--- start of Rows ---

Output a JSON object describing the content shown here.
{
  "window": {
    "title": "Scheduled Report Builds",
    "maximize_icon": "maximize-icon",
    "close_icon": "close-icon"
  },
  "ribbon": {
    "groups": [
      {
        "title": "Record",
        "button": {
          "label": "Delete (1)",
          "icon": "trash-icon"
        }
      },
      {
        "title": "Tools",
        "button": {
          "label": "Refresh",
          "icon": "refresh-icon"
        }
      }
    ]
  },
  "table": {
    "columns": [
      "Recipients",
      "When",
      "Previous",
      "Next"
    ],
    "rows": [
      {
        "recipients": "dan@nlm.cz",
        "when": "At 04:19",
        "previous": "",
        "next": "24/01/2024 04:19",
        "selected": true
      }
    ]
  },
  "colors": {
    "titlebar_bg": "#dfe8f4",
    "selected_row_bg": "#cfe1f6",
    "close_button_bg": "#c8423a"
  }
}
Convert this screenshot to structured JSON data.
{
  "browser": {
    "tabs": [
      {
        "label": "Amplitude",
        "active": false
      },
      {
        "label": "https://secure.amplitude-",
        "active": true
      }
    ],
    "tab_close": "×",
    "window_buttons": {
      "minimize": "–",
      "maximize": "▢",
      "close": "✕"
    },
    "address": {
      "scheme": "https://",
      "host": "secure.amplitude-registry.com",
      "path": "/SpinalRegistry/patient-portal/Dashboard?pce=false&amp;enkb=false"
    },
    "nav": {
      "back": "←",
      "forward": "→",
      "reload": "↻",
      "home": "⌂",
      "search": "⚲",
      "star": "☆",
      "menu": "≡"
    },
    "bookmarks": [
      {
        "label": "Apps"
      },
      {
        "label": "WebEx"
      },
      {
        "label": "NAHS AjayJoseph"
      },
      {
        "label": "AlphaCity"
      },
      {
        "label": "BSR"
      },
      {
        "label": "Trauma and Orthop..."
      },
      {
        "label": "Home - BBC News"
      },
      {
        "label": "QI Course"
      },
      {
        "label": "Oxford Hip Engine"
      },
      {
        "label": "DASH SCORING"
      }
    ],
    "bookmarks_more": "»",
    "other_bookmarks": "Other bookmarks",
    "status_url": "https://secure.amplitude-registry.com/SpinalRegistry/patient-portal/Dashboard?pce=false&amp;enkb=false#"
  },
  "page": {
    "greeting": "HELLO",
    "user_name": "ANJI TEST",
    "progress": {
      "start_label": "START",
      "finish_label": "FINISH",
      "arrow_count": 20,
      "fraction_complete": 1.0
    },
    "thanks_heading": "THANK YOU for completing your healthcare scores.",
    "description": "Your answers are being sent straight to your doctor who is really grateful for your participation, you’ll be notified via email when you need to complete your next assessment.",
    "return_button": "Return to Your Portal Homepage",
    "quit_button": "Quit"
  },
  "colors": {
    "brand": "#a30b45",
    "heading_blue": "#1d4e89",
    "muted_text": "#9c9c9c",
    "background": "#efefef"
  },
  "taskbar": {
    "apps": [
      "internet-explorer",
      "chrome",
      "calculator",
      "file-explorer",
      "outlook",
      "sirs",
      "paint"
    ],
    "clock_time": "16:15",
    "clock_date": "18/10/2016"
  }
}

--- end of Rows ---

Take the entries and copy them out exactly.

**Answer for the task**
Output a JSON object describing the content shown here.
{
  "window": {
    "title": "Scheduled Report Builds",
    "maximize_icon": "maximize-icon",
    "close_icon": "close-icon"
  },
  "ribbon": {
    "groups": [
      {
        "title": "Record",
        "button": {
          "label": "Delete (1)",
          "icon": "trash-icon"
        }
      },
      {
        "title": "Tools",
        "button": {
          "label": "Refresh",
          "icon": "refresh-icon"
        }
      }
    ]
  },
  "table": {
    "columns": [
      "Recipients",
      "When",
      "Previous",
      "Next"
    ],
    "rows": [
      {
        "recipients": "dan@nlm.cz",
        "when": "At 04:19",
        "previous": "",
        "next": "24/01/2024 04:19",
        "selected": true
      }
    ]
  },
  "colors": {
    "titlebar_bg": "#dfe8f4",
    "selected_row_bg": "#cfe1f6",
    "close_button_bg": "#c8423a"
  }
}
Convert this screenshot to structured JSON data.
{
  "browser": {
    "tabs": [
      {
        "label": "Amplitude",
        "active": false
      },
      {
        "label": "https://secure.amplitude-",
        "active": true
      }
    ],
    "tab_close": "×",
    "window_buttons": {
      "minimize": "–",
      "maximize": "▢",
      "close": "✕"
    },
    "address": {
      "scheme": "https://",
      "host": "secure.amplitude-registry.com",
      "path": "/SpinalRegistry/patient-portal/Dashboard?pce=false&amp;enkb=false"
    },
    "nav": {
      "back": "←",
      "forward": "→",
      "reload": "↻",
      "home": "⌂",
      "search": "⚲",
      "star": "☆",
      "menu": "≡"
    },
    "bookmarks": [
      {
        "label": "Apps"
      },
      {
        "label": "WebEx"
      },
      {
        "label": "NAHS AjayJoseph"
      },
      {
        "label": "AlphaCity"
      },
      {
        "label": "BSR"
      },
      {
        "label": "Trauma and Orthop..."
      },
      {
        "label": "Home - BBC News"
      },
      {
        "label": "QI Course"
      },
      {
        "label": "Oxford Hip Engine"
      },
      {
        "label": "DASH SCORING"
      }
    ],
    "bookmarks_more": "»",
    "other_bookmarks": "Other bookmarks",
    "status_url": "https://secure.amplitude-registry.com/SpinalRegistry/patient-portal/Dashboard?pce=false&amp;enkb=false#"
  },
  "page": {
    "greeting": "HELLO",
    "user_name": "ANJI TEST",
    "progress": {
      "start_label": "START",
      "finish_label": "FINISH",
      "arrow_count": 20,
      "fraction_complete": 1.0
    },
    "thanks_heading": "THANK YOU for completing your healthcare scores.",
    "description": "Your answers are being sent straight to your doctor who is really grateful for your participation, you’ll be notified via email when you need to complete your next assessment.",
    "return_button": "Return to Your Portal Homepage",
    "quit_button": "Quit"
  },
  "colors": {
    "brand": "#a30b45",
    "heading_blue": "#1d4e89",
    "muted_text": "#9c9c9c",
    "background": "#efefef"
  },
  "taskbar": {
    "apps": [
      "internet-explorer",
      "chrome",
      "calculator",
      "file-explorer",
      "outlook",
      "sirs",
      "paint"
    ],
    "clock_time": "16:15",
    "clock_date": "18/10/2016"
  }
}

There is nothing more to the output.